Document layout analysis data
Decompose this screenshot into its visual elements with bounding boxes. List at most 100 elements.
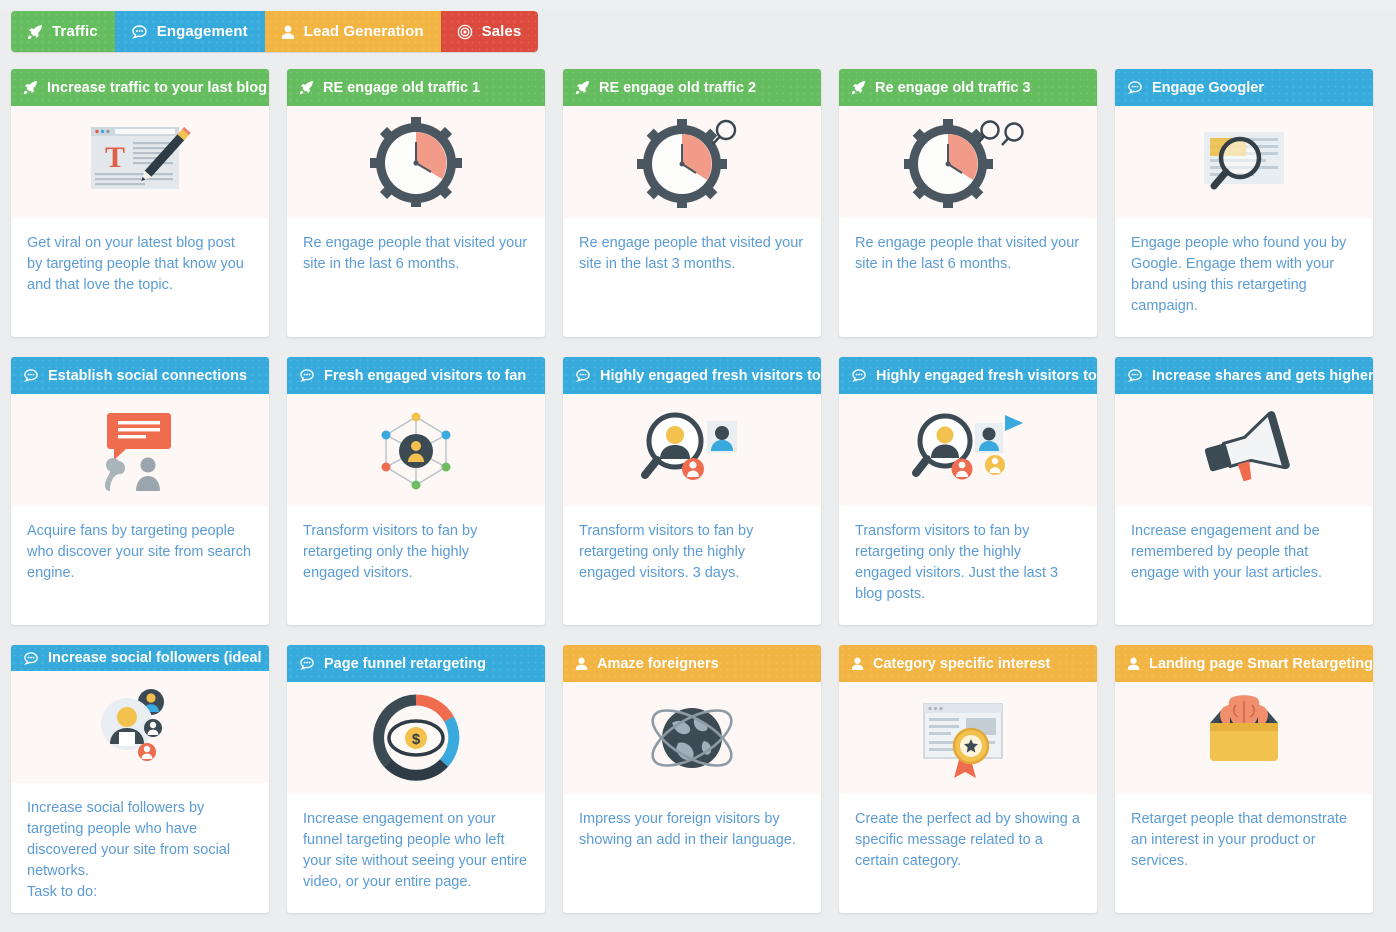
document-magnifier-illustration <box>1115 106 1373 218</box>
card-description: Transform visitors to fan by retargeting… <box>303 523 478 581</box>
campaign-card[interactable]: Amaze foreigners Impress your foreign vi… <box>563 645 821 913</box>
campaign-card[interactable]: Highly engaged fresh visitors to Transfo… <box>839 357 1097 625</box>
funnel-eye-dollar-illustration: $ <box>287 682 545 794</box>
user-icon <box>281 24 295 40</box>
tab-lead-generation[interactable]: Lead Generation <box>264 11 441 52</box>
campaign-card[interactable]: Fresh engaged visitors to fan Transform … <box>287 357 545 625</box>
campaign-card[interactable]: Landing page Smart Retargeting Retarget … <box>1115 645 1373 913</box>
chat-bubble-heads-illustration <box>11 394 269 506</box>
card-title: Page funnel retargeting <box>324 655 486 672</box>
campaign-card[interactable]: Increase shares and gets higher Increase… <box>1115 357 1373 625</box>
card-header[interactable]: Page funnel retargeting <box>287 645 545 682</box>
tab-label: Lead Generation <box>303 23 424 40</box>
card-header[interactable]: Re engage old traffic 3 <box>839 69 1097 106</box>
campaign-card[interactable]: RE engage old traffic 1 Re engage people… <box>287 69 545 337</box>
card-title: Increase shares and gets higher <box>1152 367 1373 384</box>
card-title: Landing page Smart Retargeting <box>1149 655 1373 672</box>
card-description: Transform visitors to fan by retargeting… <box>855 523 1059 602</box>
category-tabbar: Traffic Engagement Lead Generation Sales <box>11 11 539 52</box>
card-description-wrapper: Increase engagement on your funnel targe… <box>287 794 545 913</box>
globe-orbit-illustration <box>563 682 821 794</box>
card-header[interactable]: Fresh engaged visitors to fan <box>287 357 545 394</box>
card-description: Increase engagement on your funnel targe… <box>303 811 528 890</box>
card-header[interactable]: Increase traffic to your last blog <box>11 69 269 106</box>
campaign-card[interactable]: Page funnel retargeting $ Increase engag… <box>287 645 545 913</box>
campaign-card[interactable]: Increase traffic to your last blog T Get… <box>11 69 269 337</box>
card-description-wrapper: Re engage people that visited your site … <box>287 218 545 337</box>
card-header[interactable]: Increase shares and gets higher <box>1115 357 1373 394</box>
comment-icon <box>299 656 315 671</box>
card-description: Acquire fans by targeting people who dis… <box>27 523 252 581</box>
clock-gear-double-magnifier-illustration <box>839 106 1097 218</box>
add-user-group-illustration <box>11 671 269 783</box>
card-description-wrapper: Engage people who found you by Google. E… <box>1115 218 1373 337</box>
tab-sales[interactable]: Sales <box>440 11 539 52</box>
card-description: Create the perfect ad by showing a speci… <box>855 811 1080 869</box>
card-title: Category specific interest <box>873 655 1051 672</box>
user-icon <box>851 656 864 671</box>
svg-text:$: $ <box>412 731 421 748</box>
tab-traffic[interactable]: Traffic <box>11 11 115 52</box>
rocket-icon <box>851 80 866 95</box>
tab-label: Engagement <box>156 23 248 40</box>
card-header[interactable]: RE engage old traffic 2 <box>563 69 821 106</box>
clock-gear-illustration <box>287 106 545 218</box>
card-header[interactable]: RE engage old traffic 1 <box>287 69 545 106</box>
campaign-card[interactable]: Engage Googler Engage people who found y… <box>1115 69 1373 337</box>
card-title: Increase traffic to your last blog <box>47 79 267 96</box>
tab-label: Sales <box>481 23 522 40</box>
megaphone-illustration <box>1115 394 1373 506</box>
card-header[interactable]: Category specific interest <box>839 645 1097 682</box>
user-icon <box>1127 656 1140 671</box>
card-description-wrapper: Re engage people that visited your site … <box>839 218 1097 337</box>
card-description-wrapper: Get viral on your latest blog post by ta… <box>11 218 269 337</box>
card-title: Highly engaged fresh visitors to <box>876 367 1097 384</box>
campaign-card[interactable]: Increase social followers (ideal Increas… <box>11 645 269 913</box>
card-title: Fresh engaged visitors to fan <box>324 367 527 384</box>
card-header[interactable]: Increase social followers (ideal <box>11 645 269 671</box>
card-description-wrapper: Retarget people that demonstrate an inte… <box>1115 794 1373 913</box>
card-title: Engage Googler <box>1152 79 1264 96</box>
card-description-wrapper: Transform visitors to fan by retargeting… <box>839 506 1097 625</box>
campaign-card[interactable]: Re engage old traffic 3 Re engage people… <box>839 69 1097 337</box>
rocket-icon <box>27 24 43 40</box>
card-description: Increase engagement and be remembered by… <box>1131 523 1323 581</box>
card-description-wrapper: Increase social followers by targeting p… <box>11 783 269 913</box>
campaign-card-grid: Increase traffic to your last blog T Get… <box>0 52 1396 913</box>
card-description: Re engage people that visited your site … <box>855 235 1080 272</box>
tab-label: Traffic <box>52 23 98 40</box>
card-title: Establish social connections <box>48 367 248 384</box>
card-description: Impress your foreign visitors by showing… <box>579 811 796 848</box>
card-header[interactable]: Engage Googler <box>1115 69 1373 106</box>
svg-text:T: T <box>105 141 125 174</box>
card-description: Increase social followers by targeting p… <box>27 800 231 900</box>
card-description-wrapper: Acquire fans by targeting people who dis… <box>11 506 269 625</box>
card-description-wrapper: Increase engagement and be remembered by… <box>1115 506 1373 625</box>
tab-engagement[interactable]: Engagement <box>114 11 265 52</box>
bullseye-icon <box>457 24 473 40</box>
campaign-card[interactable]: RE engage old traffic 2 Re engage people… <box>563 69 821 337</box>
user-icon <box>575 656 588 671</box>
card-title: Amaze foreigners <box>597 655 719 672</box>
card-header[interactable]: Highly engaged fresh visitors to <box>839 357 1097 394</box>
card-header[interactable]: Establish social connections <box>11 357 269 394</box>
rocket-icon <box>575 80 590 95</box>
campaign-card[interactable]: Establish social connections Acquire fan… <box>11 357 269 625</box>
comment-icon <box>575 368 591 383</box>
comment-icon <box>1127 368 1143 383</box>
card-description-wrapper: Re engage people that visited your site … <box>563 218 821 337</box>
comment-icon <box>23 651 39 666</box>
card-header[interactable]: Highly engaged fresh visitors to <box>563 357 821 394</box>
comment-icon <box>23 368 39 383</box>
comment-icon <box>299 368 315 383</box>
campaign-card[interactable]: Highly engaged fresh visitors to Transfo… <box>563 357 821 625</box>
card-description: Get viral on your latest blog post by ta… <box>27 235 244 293</box>
card-header[interactable]: Amaze foreigners <box>563 645 821 682</box>
card-title: Increase social followers (ideal <box>48 650 262 666</box>
campaign-card[interactable]: Category specific interest Create the pe… <box>839 645 1097 913</box>
card-header[interactable]: Landing page Smart Retargeting <box>1115 645 1373 682</box>
user-search-illustration <box>563 394 821 506</box>
card-description-wrapper: Create the perfect ad by showing a speci… <box>839 794 1097 913</box>
card-description: Transform visitors to fan by retargeting… <box>579 523 754 581</box>
blog-post-pencil-illustration: T <box>11 106 269 218</box>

* **Task instructions**
Based on the records above, count the lines in which "specific" occurs and provide only the number.

* **Result for this exercise**
3